_WORK REQUIRED_
Repeat the records verbatim and leave the pictures out of your copy.

_EXTRACTED RECORDS_
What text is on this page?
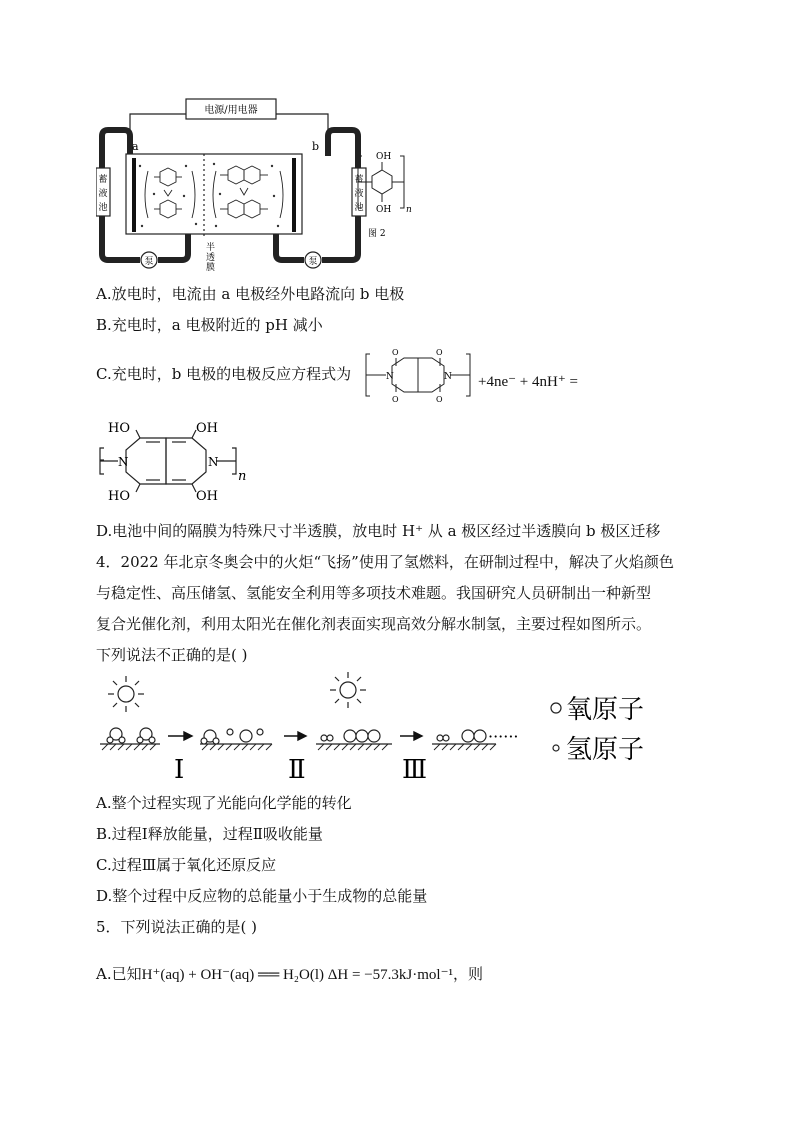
电源/用电器
蓄
液
池
蓄
液
池
泵	泵
a	b
半
透
膜
OH
OH n
图 2
A.放电时，电流由 a 电极经外电路流向 b 电极
B.充电时，a 电极附近的 pH 减小
C.充电时，b 电极的电极反应方程式为	N	N
O	O
O	O
+4ne⁻ + 4nH⁺ =
HO	OH
HO	OH
N	N
n
D.电池中间的隔膜为特殊尺寸半透膜，放电时 H⁺ 从 a 极区经过半透膜向 b 极区迁移
4．2022 年北京冬奥会中的火炬“飞扬”使用了氢燃料，在研制过程中，解决了火焰颜色
与稳定性、高压储氢、氢能安全利用等多项技术难题。我国研究人员研制出一种新型
复合光催化剂，利用太阳光在催化剂表面实现高效分解水制氢，主要过程如图所示。
下列说法不正确的是( )
······
Ⅰ	Ⅱ	Ⅲ
氧原子
氢原子
A.整个过程实现了光能向化学能的转化
B.过程Ⅰ释放能量，过程Ⅱ吸收能量
C.过程Ⅲ属于氧化还原反应
D.整个过程中反应物的总能量小于生成物的总能量
5．下列说法正确的是( )
A.已知H⁺(aq) + OH⁻(aq) ══ H₂O(l) ΔH = −57.3kJ·mol⁻¹，则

_CORRECT ANSWER_
What text is on this page?
电源/用电器
蓄
液
池
蓄
液
池
泵	泵
a	b
半
透
膜
OH
OH n
图 2
A.放电时，电流由 a 电极经外电路流向 b 电极
B.充电时，a 电极附近的 pH 减小
C.充电时，b 电极的电极反应方程式为	N	N
O	O
O	O
+4ne⁻ + 4nH⁺ =
HO	OH
HO	OH
N	N
n
D.电池中间的隔膜为特殊尺寸半透膜，放电时 H⁺ 从 a 极区经过半透膜向 b 极区迁移
4．2022 年北京冬奥会中的火炬“飞扬”使用了氢燃料，在研制过程中，解决了火焰颜色
与稳定性、高压储氢、氢能安全利用等多项技术难题。我国研究人员研制出一种新型
复合光催化剂，利用太阳光在催化剂表面实现高效分解水制氢，主要过程如图所示。
下列说法不正确的是( )
······
Ⅰ	Ⅱ	Ⅲ
氧原子
氢原子
A.整个过程实现了光能向化学能的转化
B.过程Ⅰ释放能量，过程Ⅱ吸收能量
C.过程Ⅲ属于氧化还原反应
D.整个过程中反应物的总能量小于生成物的总能量
5．下列说法正确的是( )
A.已知H⁺(aq) + OH⁻(aq) ══ H₂O(l) ΔH = −57.3kJ·mol⁻¹，则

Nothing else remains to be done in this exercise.